(Dataset entries)
++++++++++++++++++++
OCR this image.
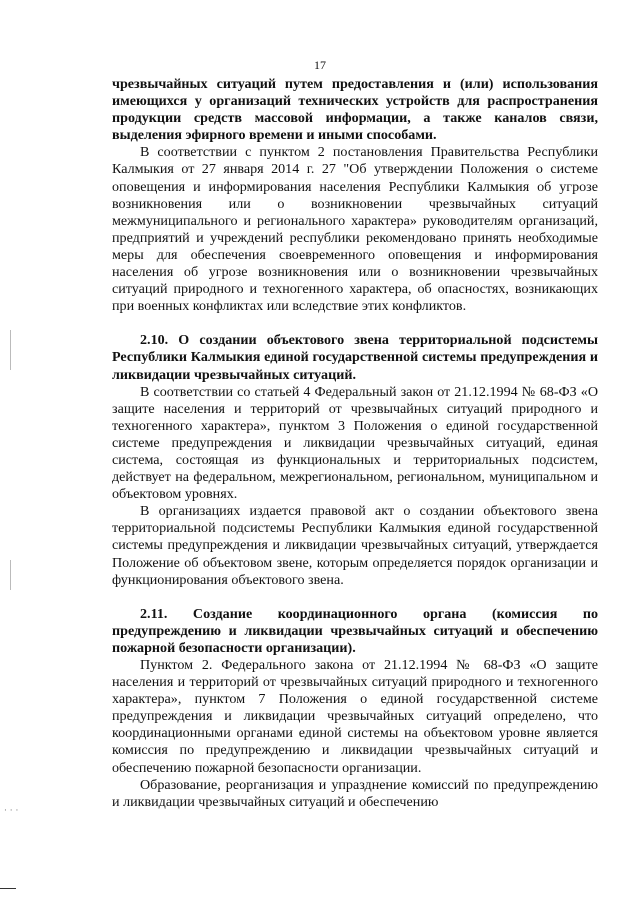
17

чрезвычайных ситуаций путем предоставления и (или) использования имеющихся у организаций технических устройств для распространения продукции средств массовой информации, а также каналов связи, выделения эфирного времени и иными способами.

В соответствии с пунктом 2 постановления Правительства Республики Калмыкия от 27 января 2014 г. 27 "Об утверждении Положения о системе оповещения и информирования населения Республики Калмыкия об угрозе возникновения или о возникновении чрезвычайных ситуаций межмуниципального и регионального характера» руководителям организаций, предприятий и учреждений республики рекомендовано принять необходимые меры для обеспечения своевременного оповещения и информирования населения об угрозе возникновения или о возникновении чрезвычайных ситуаций природного и техногенного характера, об опасностях, возникающих при военных конфликтах или вследствие этих конфликтов.

2.10. О создании объектового звена территориальной подсистемы Республики Калмыкия единой государственной системы предупреждения и ликвидации чрезвычайных ситуаций.

В соответствии со статьей 4 Федеральный закон от 21.12.1994 № 68-ФЗ «О защите населения и территорий от чрезвычайных ситуаций природного и техногенного характера», пунктом 3 Положения о единой государственной системе предупреждения и ликвидации чрезвычайных ситуаций, единая система, состоящая из функциональных и территориальных подсистем, действует на федеральном, межрегиональном, региональном, муниципальном и объектовом уровнях.

В организациях издается правовой акт о создании объектового звена территориальной подсистемы Республики Калмыкия единой государственной системы предупреждения и ликвидации чрезвычайных ситуаций, утверждается Положение об объектовом звене, которым определяется порядок организации и функционирования объектового звена.

2.11. Создание координационного органа (комиссия по предупреждению и ликвидации чрезвычайных ситуаций и обеспечению пожарной безопасности организации).

Пунктом 2. Федерального закона от 21.12.1994 № 68-ФЗ «О защите населения и территорий от чрезвычайных ситуаций природного и техногенного характера», пунктом 7 Положения о единой государственной системе предупреждения и ликвидации чрезвычайных ситуаций определено, что координационными органами единой системы на объектовом уровне является комиссия по предупреждению и ликвидации чрезвычайных ситуаций и обеспечению пожарной безопасности организации.

Образование, реорганизация и упразднение комиссий по предупреждению и ликвидации чрезвычайных ситуаций и обеспечению

· · ·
++++++++++++++++++++
- _Given problem_:
In the entries above, find each line with the word "Положения" and copy it.

- _Exercise solution_:
В соответствии с пунктом 2 постановления Правительства Республики Калмыкия от 27 января 2014 г. 27 "Об утверждении Положения о системе оповещения и информирования населения Республики Калмыкия об угрозе возникновения или о возникновении чрезвычайных ситуаций межмуниципального и регионального характера» руководителям организаций, предприятий и учреждений республики рекомендовано принять необходимые меры для обеспечения своевременного оповещения и информирования населения об угрозе возникновения или о возникновении чрезвычайных ситуаций природного и техногенного характера, об опасностях, возникающих при военных конфликтах или вследствие этих конфликтов.
В соответствии со статьей 4 Федеральный закон от 21.12.1994 № 68-ФЗ «О защите населения и территорий от чрезвычайных ситуаций природного и техногенного характера», пунктом 3 Положения о единой государственной системе предупреждения и ликвидации чрезвычайных ситуаций, единая система, состоящая из функциональных и территориальных подсистем, действует на федеральном, межрегиональном, региональном, муниципальном и объектовом уровнях.
Пунктом 2. Федерального закона от 21.12.1994 № 68-ФЗ «О защите населения и территорий от чрезвычайных ситуаций природного и техногенного характера», пунктом 7 Положения о единой государственной системе предупреждения и ликвидации чрезвычайных ситуаций определено, что координационными органами единой системы на объектовом уровне является комиссия по предупреждению и ликвидации чрезвычайных ситуаций и обеспечению пожарной безопасности организации.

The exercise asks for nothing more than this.